Items from a dataset
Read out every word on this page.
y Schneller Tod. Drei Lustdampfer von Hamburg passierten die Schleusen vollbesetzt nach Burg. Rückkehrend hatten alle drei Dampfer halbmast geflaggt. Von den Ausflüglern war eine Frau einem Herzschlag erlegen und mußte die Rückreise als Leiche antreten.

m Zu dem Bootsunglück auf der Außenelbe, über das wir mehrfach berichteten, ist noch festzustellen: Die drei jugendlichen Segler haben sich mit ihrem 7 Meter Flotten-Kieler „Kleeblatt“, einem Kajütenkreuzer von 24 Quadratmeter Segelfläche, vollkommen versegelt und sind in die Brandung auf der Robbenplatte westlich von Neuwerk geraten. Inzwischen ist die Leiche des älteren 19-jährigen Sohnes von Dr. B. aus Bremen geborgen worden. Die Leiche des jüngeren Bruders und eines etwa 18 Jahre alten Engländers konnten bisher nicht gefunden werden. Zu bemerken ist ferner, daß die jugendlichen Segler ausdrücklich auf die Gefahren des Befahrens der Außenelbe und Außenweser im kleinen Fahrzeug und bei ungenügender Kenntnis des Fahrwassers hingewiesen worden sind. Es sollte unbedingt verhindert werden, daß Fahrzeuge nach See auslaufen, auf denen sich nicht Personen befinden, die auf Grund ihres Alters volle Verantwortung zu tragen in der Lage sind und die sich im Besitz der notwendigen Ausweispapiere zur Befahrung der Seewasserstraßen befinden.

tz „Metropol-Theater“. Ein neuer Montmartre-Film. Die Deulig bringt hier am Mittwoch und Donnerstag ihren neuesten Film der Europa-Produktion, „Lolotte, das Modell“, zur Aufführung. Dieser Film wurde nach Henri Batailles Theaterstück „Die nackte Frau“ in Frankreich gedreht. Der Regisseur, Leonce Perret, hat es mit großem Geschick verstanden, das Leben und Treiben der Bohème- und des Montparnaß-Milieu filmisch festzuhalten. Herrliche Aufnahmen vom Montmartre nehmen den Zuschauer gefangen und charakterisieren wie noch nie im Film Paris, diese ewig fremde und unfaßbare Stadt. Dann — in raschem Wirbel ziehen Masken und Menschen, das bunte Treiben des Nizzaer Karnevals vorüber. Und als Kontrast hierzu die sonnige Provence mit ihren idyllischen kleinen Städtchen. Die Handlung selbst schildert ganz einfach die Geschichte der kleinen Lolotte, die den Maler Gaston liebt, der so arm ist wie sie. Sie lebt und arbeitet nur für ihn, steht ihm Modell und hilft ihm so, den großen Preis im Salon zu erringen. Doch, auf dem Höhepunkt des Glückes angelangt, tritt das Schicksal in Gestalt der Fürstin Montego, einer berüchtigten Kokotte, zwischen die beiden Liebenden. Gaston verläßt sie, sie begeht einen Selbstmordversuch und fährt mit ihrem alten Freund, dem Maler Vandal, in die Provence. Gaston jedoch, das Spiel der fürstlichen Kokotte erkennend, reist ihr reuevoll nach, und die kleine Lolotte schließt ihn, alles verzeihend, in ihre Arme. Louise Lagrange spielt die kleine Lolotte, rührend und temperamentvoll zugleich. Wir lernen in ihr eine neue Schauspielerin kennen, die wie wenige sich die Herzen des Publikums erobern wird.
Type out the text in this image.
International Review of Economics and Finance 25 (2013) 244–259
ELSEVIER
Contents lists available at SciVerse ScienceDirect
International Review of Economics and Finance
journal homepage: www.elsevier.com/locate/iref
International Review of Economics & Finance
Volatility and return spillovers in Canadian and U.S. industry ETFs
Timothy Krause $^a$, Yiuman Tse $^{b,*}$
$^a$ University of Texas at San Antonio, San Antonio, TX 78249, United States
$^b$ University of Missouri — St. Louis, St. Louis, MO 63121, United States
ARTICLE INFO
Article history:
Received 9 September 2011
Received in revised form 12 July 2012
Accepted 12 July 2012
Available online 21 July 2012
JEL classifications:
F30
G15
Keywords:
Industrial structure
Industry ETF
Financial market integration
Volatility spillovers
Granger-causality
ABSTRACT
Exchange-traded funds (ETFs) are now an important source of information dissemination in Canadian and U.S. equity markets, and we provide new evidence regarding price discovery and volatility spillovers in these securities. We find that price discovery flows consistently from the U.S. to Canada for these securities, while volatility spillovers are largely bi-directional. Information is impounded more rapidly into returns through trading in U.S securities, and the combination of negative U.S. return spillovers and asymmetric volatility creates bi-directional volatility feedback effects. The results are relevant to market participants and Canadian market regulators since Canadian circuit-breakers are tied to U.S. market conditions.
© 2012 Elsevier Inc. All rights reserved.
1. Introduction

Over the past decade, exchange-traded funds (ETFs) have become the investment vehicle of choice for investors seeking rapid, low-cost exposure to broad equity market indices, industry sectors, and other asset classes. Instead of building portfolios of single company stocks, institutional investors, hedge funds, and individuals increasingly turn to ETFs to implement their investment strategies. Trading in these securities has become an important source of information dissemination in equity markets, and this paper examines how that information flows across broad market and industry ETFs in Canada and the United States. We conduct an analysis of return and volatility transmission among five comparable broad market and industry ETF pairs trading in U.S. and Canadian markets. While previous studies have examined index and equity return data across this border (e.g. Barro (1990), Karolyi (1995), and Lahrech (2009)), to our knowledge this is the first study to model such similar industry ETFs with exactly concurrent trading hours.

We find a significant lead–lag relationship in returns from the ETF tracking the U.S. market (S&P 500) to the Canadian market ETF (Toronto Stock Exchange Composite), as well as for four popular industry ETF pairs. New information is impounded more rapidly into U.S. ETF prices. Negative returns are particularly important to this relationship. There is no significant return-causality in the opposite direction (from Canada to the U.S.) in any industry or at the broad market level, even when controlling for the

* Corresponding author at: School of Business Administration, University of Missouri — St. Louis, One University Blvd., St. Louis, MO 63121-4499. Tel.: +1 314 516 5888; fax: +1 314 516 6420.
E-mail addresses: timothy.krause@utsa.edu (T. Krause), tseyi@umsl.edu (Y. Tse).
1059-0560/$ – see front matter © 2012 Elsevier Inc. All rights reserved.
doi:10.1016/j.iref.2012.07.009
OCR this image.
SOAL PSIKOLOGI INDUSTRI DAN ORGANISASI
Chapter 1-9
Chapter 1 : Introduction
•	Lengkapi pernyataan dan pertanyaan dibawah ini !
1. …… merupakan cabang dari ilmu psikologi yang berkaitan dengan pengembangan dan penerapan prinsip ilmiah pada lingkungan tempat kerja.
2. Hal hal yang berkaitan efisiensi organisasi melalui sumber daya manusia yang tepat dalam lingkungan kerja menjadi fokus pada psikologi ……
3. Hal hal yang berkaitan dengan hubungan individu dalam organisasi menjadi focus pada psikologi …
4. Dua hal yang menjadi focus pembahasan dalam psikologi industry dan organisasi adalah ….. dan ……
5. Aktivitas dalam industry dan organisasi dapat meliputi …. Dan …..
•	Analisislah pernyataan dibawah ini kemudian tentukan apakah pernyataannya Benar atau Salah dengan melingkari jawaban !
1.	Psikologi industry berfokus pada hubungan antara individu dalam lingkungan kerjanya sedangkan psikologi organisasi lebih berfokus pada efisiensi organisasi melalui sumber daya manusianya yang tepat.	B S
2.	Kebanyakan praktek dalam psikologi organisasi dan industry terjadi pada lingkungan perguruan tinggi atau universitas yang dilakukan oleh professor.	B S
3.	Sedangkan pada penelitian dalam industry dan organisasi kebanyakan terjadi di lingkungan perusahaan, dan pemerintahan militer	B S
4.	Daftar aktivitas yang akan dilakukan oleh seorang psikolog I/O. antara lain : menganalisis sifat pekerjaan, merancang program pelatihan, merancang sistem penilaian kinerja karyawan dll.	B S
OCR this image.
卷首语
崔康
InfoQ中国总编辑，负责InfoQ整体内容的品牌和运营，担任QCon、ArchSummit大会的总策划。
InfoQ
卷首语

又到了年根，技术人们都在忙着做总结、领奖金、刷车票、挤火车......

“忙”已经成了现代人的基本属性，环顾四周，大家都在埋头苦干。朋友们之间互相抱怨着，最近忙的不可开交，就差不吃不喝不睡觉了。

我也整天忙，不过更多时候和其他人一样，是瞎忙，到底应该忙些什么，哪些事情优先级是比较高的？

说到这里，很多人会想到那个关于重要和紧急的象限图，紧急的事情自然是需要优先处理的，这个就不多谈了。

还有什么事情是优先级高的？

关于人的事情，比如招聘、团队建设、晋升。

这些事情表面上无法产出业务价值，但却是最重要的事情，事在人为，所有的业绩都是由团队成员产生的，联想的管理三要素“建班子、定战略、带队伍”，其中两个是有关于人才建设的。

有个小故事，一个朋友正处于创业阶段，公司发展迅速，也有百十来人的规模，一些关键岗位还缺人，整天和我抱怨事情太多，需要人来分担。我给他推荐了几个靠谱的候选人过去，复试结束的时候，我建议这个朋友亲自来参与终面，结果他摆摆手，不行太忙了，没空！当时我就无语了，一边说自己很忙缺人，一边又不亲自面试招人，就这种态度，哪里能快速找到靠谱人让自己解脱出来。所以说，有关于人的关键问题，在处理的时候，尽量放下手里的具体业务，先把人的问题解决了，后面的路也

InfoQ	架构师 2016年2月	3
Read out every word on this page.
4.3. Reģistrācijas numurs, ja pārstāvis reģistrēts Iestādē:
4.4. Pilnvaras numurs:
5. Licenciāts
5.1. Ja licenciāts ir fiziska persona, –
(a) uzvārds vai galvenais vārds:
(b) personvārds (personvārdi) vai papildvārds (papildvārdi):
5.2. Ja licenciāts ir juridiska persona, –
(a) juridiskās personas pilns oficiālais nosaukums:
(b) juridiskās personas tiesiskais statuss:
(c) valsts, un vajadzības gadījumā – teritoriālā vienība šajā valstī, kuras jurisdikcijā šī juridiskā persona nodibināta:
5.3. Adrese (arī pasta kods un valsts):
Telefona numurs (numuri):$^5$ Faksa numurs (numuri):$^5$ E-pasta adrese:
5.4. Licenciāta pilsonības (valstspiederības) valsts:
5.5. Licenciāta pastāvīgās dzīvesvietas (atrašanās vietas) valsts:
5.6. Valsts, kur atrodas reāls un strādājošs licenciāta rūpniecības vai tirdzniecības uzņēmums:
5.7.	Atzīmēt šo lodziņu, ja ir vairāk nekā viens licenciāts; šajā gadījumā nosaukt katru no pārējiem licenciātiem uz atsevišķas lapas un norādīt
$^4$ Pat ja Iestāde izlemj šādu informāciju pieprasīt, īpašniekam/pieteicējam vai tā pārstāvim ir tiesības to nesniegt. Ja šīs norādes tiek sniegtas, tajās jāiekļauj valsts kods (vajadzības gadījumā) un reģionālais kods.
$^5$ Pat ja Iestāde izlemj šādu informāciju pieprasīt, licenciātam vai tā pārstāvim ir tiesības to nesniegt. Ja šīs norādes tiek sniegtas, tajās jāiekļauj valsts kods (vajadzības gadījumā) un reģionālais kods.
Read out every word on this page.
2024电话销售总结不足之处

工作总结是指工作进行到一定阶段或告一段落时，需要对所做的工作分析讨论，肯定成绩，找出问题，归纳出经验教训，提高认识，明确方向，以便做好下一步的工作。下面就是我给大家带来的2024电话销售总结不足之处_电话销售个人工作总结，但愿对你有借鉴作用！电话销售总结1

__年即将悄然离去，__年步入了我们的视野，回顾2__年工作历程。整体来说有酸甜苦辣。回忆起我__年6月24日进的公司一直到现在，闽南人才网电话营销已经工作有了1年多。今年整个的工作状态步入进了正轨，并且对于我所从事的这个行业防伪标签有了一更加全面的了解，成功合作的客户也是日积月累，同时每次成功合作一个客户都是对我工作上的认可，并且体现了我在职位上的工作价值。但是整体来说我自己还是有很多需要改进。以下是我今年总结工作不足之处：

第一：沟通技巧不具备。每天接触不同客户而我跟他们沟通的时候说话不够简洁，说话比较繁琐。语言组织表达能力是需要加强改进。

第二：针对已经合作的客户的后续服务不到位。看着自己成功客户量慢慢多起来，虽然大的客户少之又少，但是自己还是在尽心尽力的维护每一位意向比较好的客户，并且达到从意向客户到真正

-- GIVEN REQUEST --
Count every line of the records that holds "lingkungan". State the number, nothing else.

-- THE RESULT --
5